Aim of the task
Write the records below out in full, character for character, with no pictures.

____________________

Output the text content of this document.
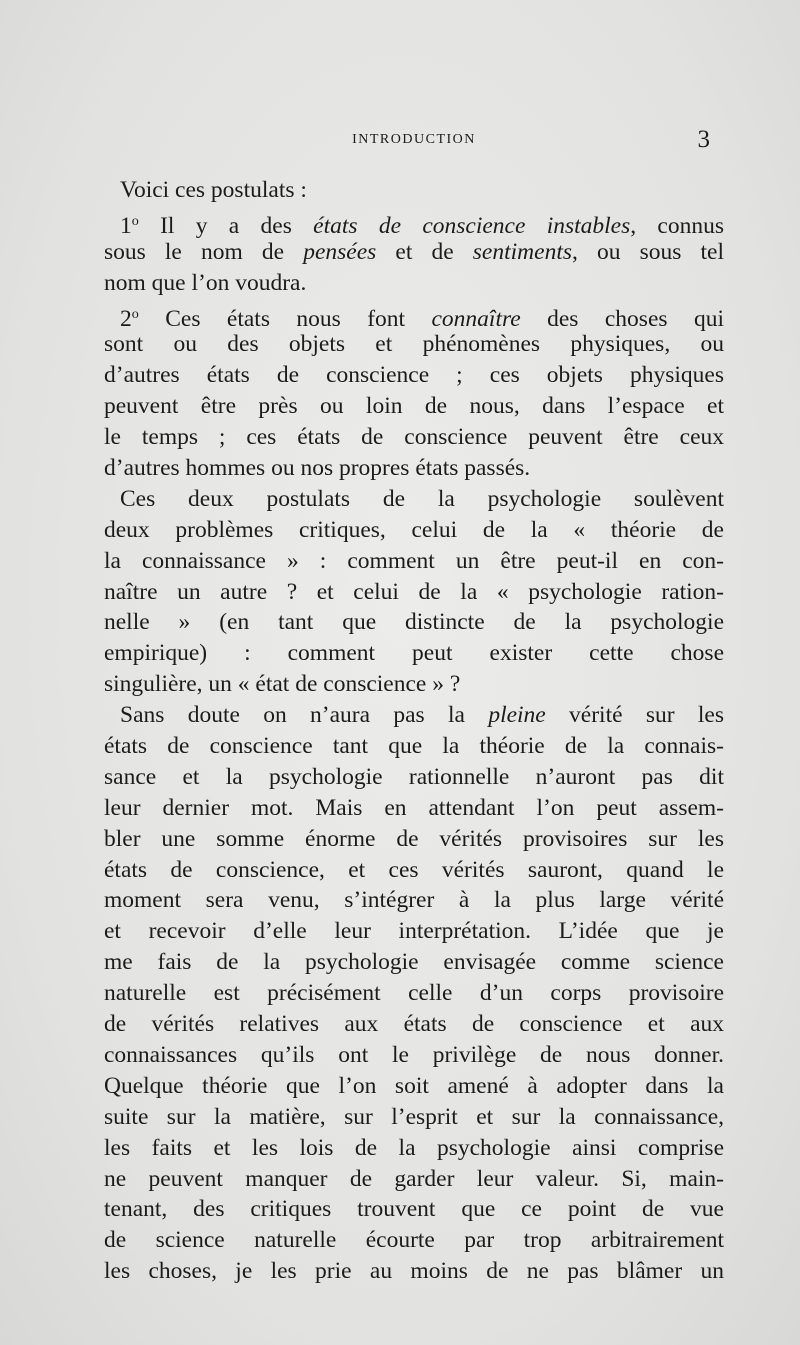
INTRODUCTION	3
Voici ces postulats :
1$^o$ Il y a des états de conscience instables, connus
sous le nom de pensées et de sentiments, ou sous tel
nom que l’on voudra.
2$^o$ Ces états nous font connaître des choses qui
sont ou des objets et phénomènes physiques, ou
d’autres états de conscience ; ces objets physiques
peuvent être près ou loin de nous, dans l’espace et
le temps ; ces états de conscience peuvent être ceux
d’autres hommes ou nos propres états passés.
Ces deux postulats de la psychologie soulèvent
deux problèmes critiques, celui de la « théorie de
la connaissance » : comment un être peut-il en con-
naître un autre ? et celui de la « psychologie ration-
nelle » (en tant que distincte de la psychologie
empirique) : comment peut exister cette chose
singulière, un « état de conscience » ?
Sans doute on n’aura pas la pleine vérité sur les
états de conscience tant que la théorie de la connais-
sance et la psychologie rationnelle n’auront pas dit
leur dernier mot. Mais en attendant l’on peut assem-
bler une somme énorme de vérités provisoires sur les
états de conscience, et ces vérités sauront, quand le
moment sera venu, s’intégrer à la plus large vérité
et recevoir d’elle leur interprétation. L’idée que je
me fais de la psychologie envisagée comme science
naturelle est précisément celle d’un corps provisoire
de vérités relatives aux états de conscience et aux
connaissances qu’ils ont le privilège de nous donner.
Quelque théorie que l’on soit amené à adopter dans la
suite sur la matière, sur l’esprit et sur la connaissance,
les faits et les lois de la psychologie ainsi comprise
ne peuvent manquer de garder leur valeur. Si, main-
tenant, des critiques trouvent que ce point de vue
de science naturelle écourte par trop arbitrairement
les choses, je les prie au moins de ne pas blâmer un
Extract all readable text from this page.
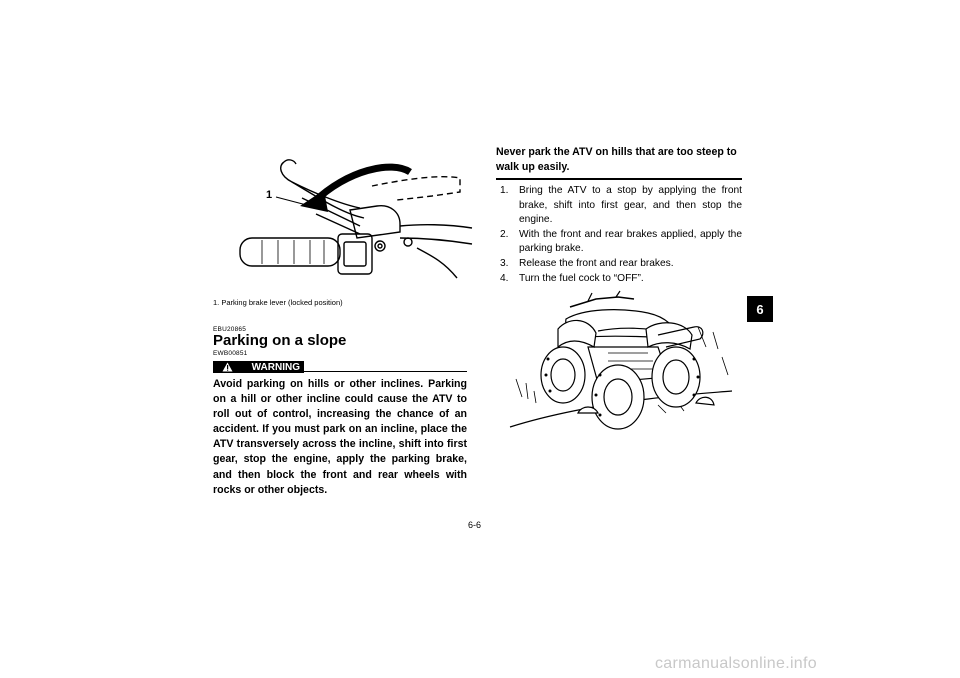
1
1. Parking brake lever (locked position)
EBU20865
Parking on a slope
EWB00851
WARNING
Avoid parking on hills or other inclines. Parking on a hill or other incline could cause the ATV to roll out of control, increasing the chance of an accident. If you must park on an incline, place the ATV transversely across the incline, shift into first gear, stop the engine, apply the parking brake, and then block the front and rear wheels with rocks or other objects.
Never park the ATV on hills that are too steep to walk up easily.
1. Bring the ATV to a stop by applying the front brake, shift into first gear, and then stop the engine.
2. With the front and rear brakes applied, apply the parking brake.
3. Release the front and rear brakes.
4. Turn the fuel cock to “OFF”.
6
6-6
carmanualsonline.info
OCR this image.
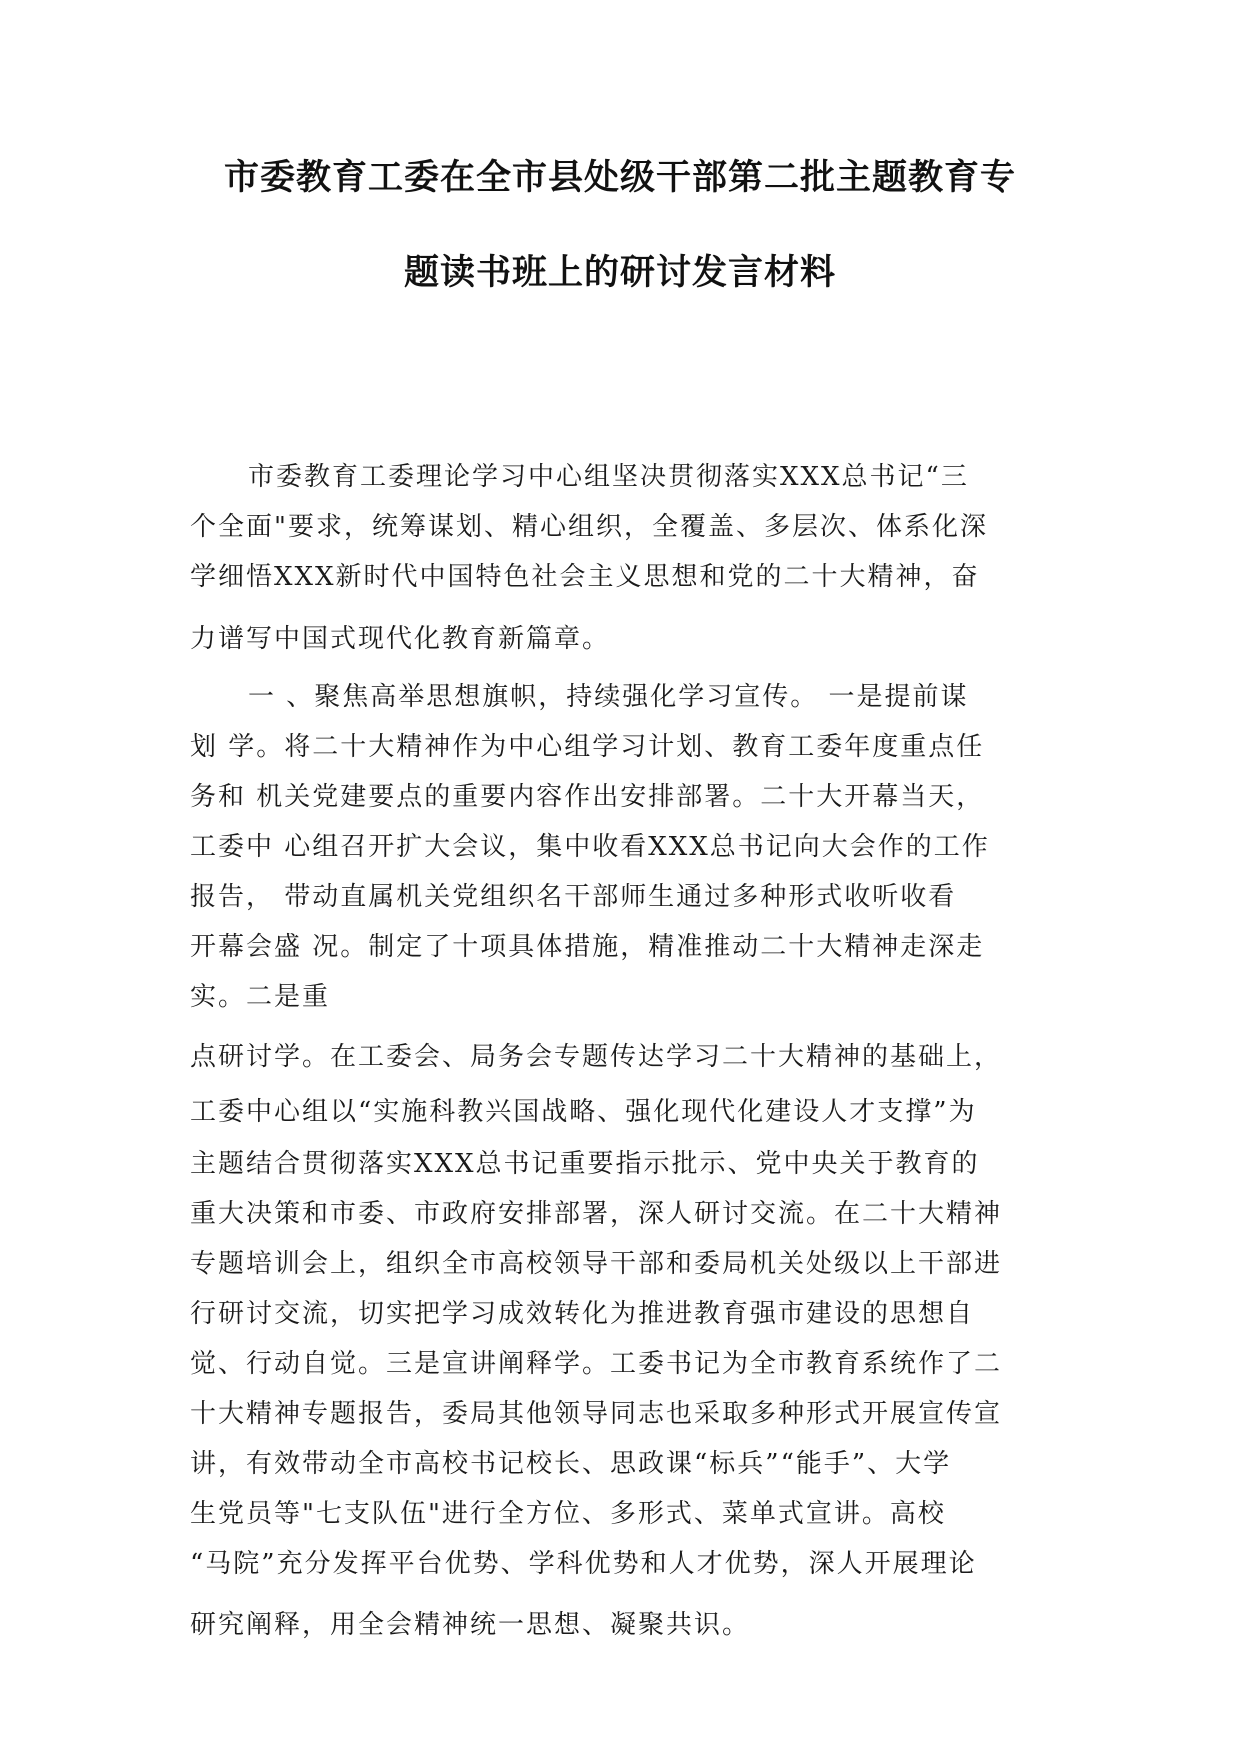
市委教育工委在全市县处级干部第二批主题教育专
题读书班上的研讨发言材料
市委教育工委理论学习中心组坚决贯彻落实XXX总书记“三
个全面"要求，统筹谋划、精心组织，全覆盖、多层次、体系化深
学细悟XXX新时代中国特色社会主义思想和党的二十大精神，奋
力谱写中国式现代化教育新篇章。
一 、聚焦高举思想旗帜，持续强化学习宣传。 一是提前谋
划 学。将二十大精神作为中心组学习计划、教育工委年度重点任
务和 机关党建要点的重要内容作出安排部署。二十大开幕当天，
工委中 心组召开扩大会议，集中收看XXX总书记向大会作的工作
报告， 带动直属机关党组织名干部师生通过多种形式收听收看
开幕会盛 况。制定了十项具体措施，精准推动二十大精神走深走
实。二是重
点研讨学。在工委会、局务会专题传达学习二十大精神的基础上，
工委中心组以“实施科教兴国战略、强化现代化建设人才支撑”为
主题结合贯彻落实XXX总书记重要指示批示、党中央关于教育的
重大决策和市委、市政府安排部署，深人研讨交流。在二十大精神
专题培训会上，组织全市高校领导干部和委局机关处级以上干部进
行研讨交流，切实把学习成效转化为推进教育强市建设的思想自
觉、行动自觉。三是宣讲阐释学。工委书记为全市教育系统作了二
十大精神专题报告，委局其他领导同志也采取多种形式开展宣传宣
讲，有效带动全市高校书记校长、思政课“标兵”“能手”、大学
生党员等"七支队伍"进行全方位、多形式、菜单式宣讲。高校
“马院”充分发挥平台优势、学科优势和人才优势，深人开展理论
研究阐释，用全会精神统一思想、凝聚共识。
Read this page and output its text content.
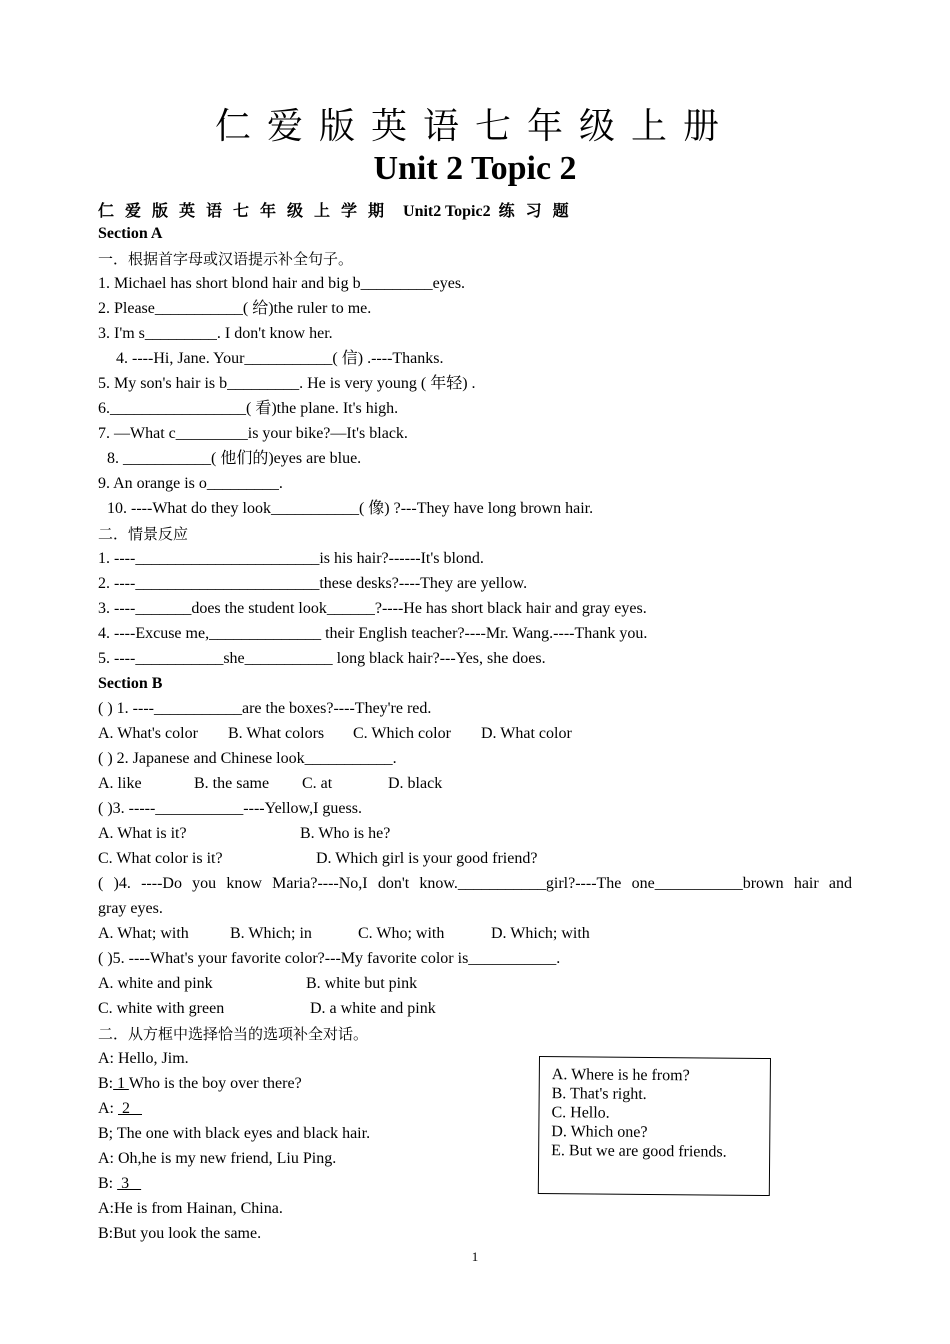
仁爱版英语七年级上册
Unit 2 Topic 2
仁爱版英语七年级上学期 Unit2 Topic2 练习题
Section A
一．根据首字母或汉语提示补全句子。
1. Michael has short blond hair and big b_________eyes.
2. Please___________( 给)the ruler to me.
3. I'm s_________. I don't know her.
4. ----Hi, Jane. Your___________( 信) .----Thanks.
5. My son's hair is b_________. He is very young ( 年轻) .
6._________________( 看)the plane. It's high.
7. —What c_________is your bike?—It's black.
8. ___________( 他们的)eyes are blue.
9. An orange is o_________.
10. ----What do they look___________( 像) ?---They have long brown hair.
二．情景反应
1. ----_______________________is his hair?------It's blond.
2. ----_______________________these desks?----They are yellow.
3. ----_______does the student look______?----He has short black hair and gray eyes.
4. ----Excuse me,______________ their English teacher?----Mr. Wang.----Thank you.
5. ----___________she___________ long black hair?---Yes, she does.
Section B
( ) 1. ----___________are the boxes?----They're red.
A. What's color B. What colors C. Which color D. What color
( ) 2. Japanese and Chinese look___________.
A. like	B. the same C. at	D. black
( )3. -----___________----Yellow,I guess.
A. What is it?	B. Who is he?
C. What color is it?	D. Which girl is your good friend?
( )4. ----Do you know Maria?----No,I don't know.___________girl?----The one___________brown hair and
gray eyes.
A. What; with	B. Which; in	C. Who; with	D. Which; with
( )5. ----What's your favorite color?---My favorite color is___________.
A. white and pink	B. white but pink
C. white with green	D. a white and pink
二．从方框中选择恰当的选项补全对话。
A: Hello, Jim.
B: 1 Who is the boy over there?
A:  2
B; The one with black eyes and black hair.
A: Oh,he is my new friend, Liu Ping.
B:  3
A:He is from Hainan, China.
B:But you look the same.
A. Where is he from?
B. That's right.
C. Hello.
D. Which one?
E. But we are good friends.
1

____________________

Answer to the problem
Output the text content of this document.
INTRODUCTION	3
Voici ces postulats :
1$^o$ Il y a des états de conscience instables, connus
sous le nom de pensées et de sentiments, ou sous tel
nom que l’on voudra.
2$^o$ Ces états nous font connaître des choses qui
sont ou des objets et phénomènes physiques, ou
d’autres états de conscience ; ces objets physiques
peuvent être près ou loin de nous, dans l’espace et
le temps ; ces états de conscience peuvent être ceux
d’autres hommes ou nos propres états passés.
Ces deux postulats de la psychologie soulèvent
deux problèmes critiques, celui de la « théorie de
la connaissance » : comment un être peut-il en con-
naître un autre ? et celui de la « psychologie ration-
nelle » (en tant que distincte de la psychologie
empirique) : comment peut exister cette chose
singulière, un « état de conscience » ?
Sans doute on n’aura pas la pleine vérité sur les
états de conscience tant que la théorie de la connais-
sance et la psychologie rationnelle n’auront pas dit
leur dernier mot. Mais en attendant l’on peut assem-
bler une somme énorme de vérités provisoires sur les
états de conscience, et ces vérités sauront, quand le
moment sera venu, s’intégrer à la plus large vérité
et recevoir d’elle leur interprétation. L’idée que je
me fais de la psychologie envisagée comme science
naturelle est précisément celle d’un corps provisoire
de vérités relatives aux états de conscience et aux
connaissances qu’ils ont le privilège de nous donner.
Quelque théorie que l’on soit amené à adopter dans la
suite sur la matière, sur l’esprit et sur la connaissance,
les faits et les lois de la psychologie ainsi comprise
ne peuvent manquer de garder leur valeur. Si, main-
tenant, des critiques trouvent que ce point de vue
de science naturelle écourte par trop arbitrairement
les choses, je les prie au moins de ne pas blâmer un
Extract all readable text from this page.
1
1. Parking brake lever (locked position)
EBU20865
Parking on a slope
EWB00851
WARNING
Avoid parking on hills or other inclines. Parking on a hill or other incline could cause the ATV to roll out of control, increasing the chance of an accident. If you must park on an incline, place the ATV transversely across the incline, shift into first gear, stop the engine, apply the parking brake, and then block the front and rear wheels with rocks or other objects.
Never park the ATV on hills that are too steep to walk up easily.
1. Bring the ATV to a stop by applying the front brake, shift into first gear, and then stop the engine.
2. With the front and rear brakes applied, apply the parking brake.
3. Release the front and rear brakes.
4. Turn the fuel cock to “OFF”.
6
6-6
carmanualsonline.info
OCR this image.
市委教育工委在全市县处级干部第二批主题教育专
题读书班上的研讨发言材料
市委教育工委理论学习中心组坚决贯彻落实XXX总书记“三
个全面"要求，统筹谋划、精心组织，全覆盖、多层次、体系化深
学细悟XXX新时代中国特色社会主义思想和党的二十大精神，奋
力谱写中国式现代化教育新篇章。
一 、聚焦高举思想旗帜，持续强化学习宣传。 一是提前谋
划 学。将二十大精神作为中心组学习计划、教育工委年度重点任
务和 机关党建要点的重要内容作出安排部署。二十大开幕当天，
工委中 心组召开扩大会议，集中收看XXX总书记向大会作的工作
报告， 带动直属机关党组织名干部师生通过多种形式收听收看
开幕会盛 况。制定了十项具体措施，精准推动二十大精神走深走
实。二是重
点研讨学。在工委会、局务会专题传达学习二十大精神的基础上，
工委中心组以“实施科教兴国战略、强化现代化建设人才支撑”为
主题结合贯彻落实XXX总书记重要指示批示、党中央关于教育的
重大决策和市委、市政府安排部署，深人研讨交流。在二十大精神
专题培训会上，组织全市高校领导干部和委局机关处级以上干部进
行研讨交流，切实把学习成效转化为推进教育强市建设的思想自
觉、行动自觉。三是宣讲阐释学。工委书记为全市教育系统作了二
十大精神专题报告，委局其他领导同志也采取多种形式开展宣传宣
讲，有效带动全市高校书记校长、思政课“标兵”“能手”、大学
生党员等"七支队伍"进行全方位、多形式、菜单式宣讲。高校
“马院”充分发挥平台优势、学科优势和人才优势，深人开展理论
研究阐释，用全会精神统一思想、凝聚共识。
Read this page and output its text content.
仁爱版英语七年级上册
Unit 2 Topic 2
仁爱版英语七年级上学期 Unit2 Topic2 练习题
Section A
一．根据首字母或汉语提示补全句子。
1. Michael has short blond hair and big b_________eyes.
2. Please___________( 给)the ruler to me.
3. I'm s_________. I don't know her.
4. ----Hi, Jane. Your___________( 信) .----Thanks.
5. My son's hair is b_________. He is very young ( 年轻) .
6._________________( 看)the plane. It's high.
7. —What c_________is your bike?—It's black.
8. ___________( 他们的)eyes are blue.
9. An orange is o_________.
10. ----What do they look___________( 像) ?---They have long brown hair.
二．情景反应
1. ----_______________________is his hair?------It's blond.
2. ----_______________________these desks?----They are yellow.
3. ----_______does the student look______?----He has short black hair and gray eyes.
4. ----Excuse me,______________ their English teacher?----Mr. Wang.----Thank you.
5. ----___________she___________ long black hair?---Yes, she does.
Section B
( ) 1. ----___________are the boxes?----They're red.
A. What's color B. What colors C. Which color D. What color
( ) 2. Japanese and Chinese look___________.
A. like	B. the same C. at	D. black
( )3. -----___________----Yellow,I guess.
A. What is it?	B. Who is he?
C. What color is it?	D. Which girl is your good friend?
( )4. ----Do you know Maria?----No,I don't know.___________girl?----The one___________brown hair and
gray eyes.
A. What; with	B. Which; in	C. Who; with	D. Which; with
( )5. ----What's your favorite color?---My favorite color is___________.
A. white and pink	B. white but pink
C. white with green	D. a white and pink
二．从方框中选择恰当的选项补全对话。
A: Hello, Jim.
B: 1 Who is the boy over there?
A:  2
B; The one with black eyes and black hair.
A: Oh,he is my new friend, Liu Ping.
B:  3
A:He is from Hainan, China.
B:But you look the same.
A. Where is he from?
B. That's right.
C. Hello.
D. Which one?
E. But we are good friends.
1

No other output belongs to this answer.